▸ Exercise description: Repeat the material below exactly, line for line.
━━━━━━━━
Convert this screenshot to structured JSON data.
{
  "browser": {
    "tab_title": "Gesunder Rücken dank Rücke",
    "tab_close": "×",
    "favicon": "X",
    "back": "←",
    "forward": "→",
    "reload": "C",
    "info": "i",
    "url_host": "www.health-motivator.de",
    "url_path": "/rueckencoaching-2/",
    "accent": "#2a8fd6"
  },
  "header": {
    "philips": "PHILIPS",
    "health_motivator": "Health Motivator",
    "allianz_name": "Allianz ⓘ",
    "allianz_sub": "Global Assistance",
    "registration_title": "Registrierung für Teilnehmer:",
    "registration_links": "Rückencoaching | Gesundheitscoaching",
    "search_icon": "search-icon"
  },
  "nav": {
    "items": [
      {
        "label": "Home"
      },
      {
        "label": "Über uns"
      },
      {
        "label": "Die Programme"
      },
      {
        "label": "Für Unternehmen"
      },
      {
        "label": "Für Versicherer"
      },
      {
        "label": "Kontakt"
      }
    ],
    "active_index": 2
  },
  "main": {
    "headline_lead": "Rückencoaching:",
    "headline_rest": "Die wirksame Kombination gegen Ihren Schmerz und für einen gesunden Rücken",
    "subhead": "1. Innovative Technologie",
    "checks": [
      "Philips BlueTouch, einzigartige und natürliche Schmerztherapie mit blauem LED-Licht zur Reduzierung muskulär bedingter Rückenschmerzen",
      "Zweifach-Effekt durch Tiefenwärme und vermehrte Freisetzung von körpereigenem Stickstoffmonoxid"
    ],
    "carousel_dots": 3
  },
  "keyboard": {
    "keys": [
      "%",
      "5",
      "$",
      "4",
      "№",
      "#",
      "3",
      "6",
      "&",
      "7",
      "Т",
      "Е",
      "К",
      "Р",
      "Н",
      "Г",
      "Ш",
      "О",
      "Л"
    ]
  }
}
━━━━━━━━
▸ Exercise answer:
Convert this screenshot to structured JSON data.
{
  "browser": {
    "tab_title": "Gesunder Rücken dank Rücke",
    "tab_close": "×",
    "favicon": "X",
    "back": "←",
    "forward": "→",
    "reload": "C",
    "info": "i",
    "url_host": "www.health-motivator.de",
    "url_path": "/rueckencoaching-2/",
    "accent": "#2a8fd6"
  },
  "header": {
    "philips": "PHILIPS",
    "health_motivator": "Health Motivator",
    "allianz_name": "Allianz ⓘ",
    "allianz_sub": "Global Assistance",
    "registration_title": "Registrierung für Teilnehmer:",
    "registration_links": "Rückencoaching | Gesundheitscoaching",
    "search_icon": "search-icon"
  },
  "nav": {
    "items": [
      {
        "label": "Home"
      },
      {
        "label": "Über uns"
      },
      {
        "label": "Die Programme"
      },
      {
        "label": "Für Unternehmen"
      },
      {
        "label": "Für Versicherer"
      },
      {
        "label": "Kontakt"
      }
    ],
    "active_index": 2
  },
  "main": {
    "headline_lead": "Rückencoaching:",
    "headline_rest": "Die wirksame Kombination gegen Ihren Schmerz und für einen gesunden Rücken",
    "subhead": "1. Innovative Technologie",
    "checks": [
      "Philips BlueTouch, einzigartige und natürliche Schmerztherapie mit blauem LED-Licht zur Reduzierung muskulär bedingter Rückenschmerzen",
      "Zweifach-Effekt durch Tiefenwärme und vermehrte Freisetzung von körpereigenem Stickstoffmonoxid"
    ],
    "carousel_dots": 3
  },
  "keyboard": {
    "keys": [
      "%",
      "5",
      "$",
      "4",
      "№",
      "#",
      "3",
      "6",
      "&",
      "7",
      "Т",
      "Е",
      "К",
      "Р",
      "Н",
      "Г",
      "Ш",
      "О",
      "Л"
    ]
  }
}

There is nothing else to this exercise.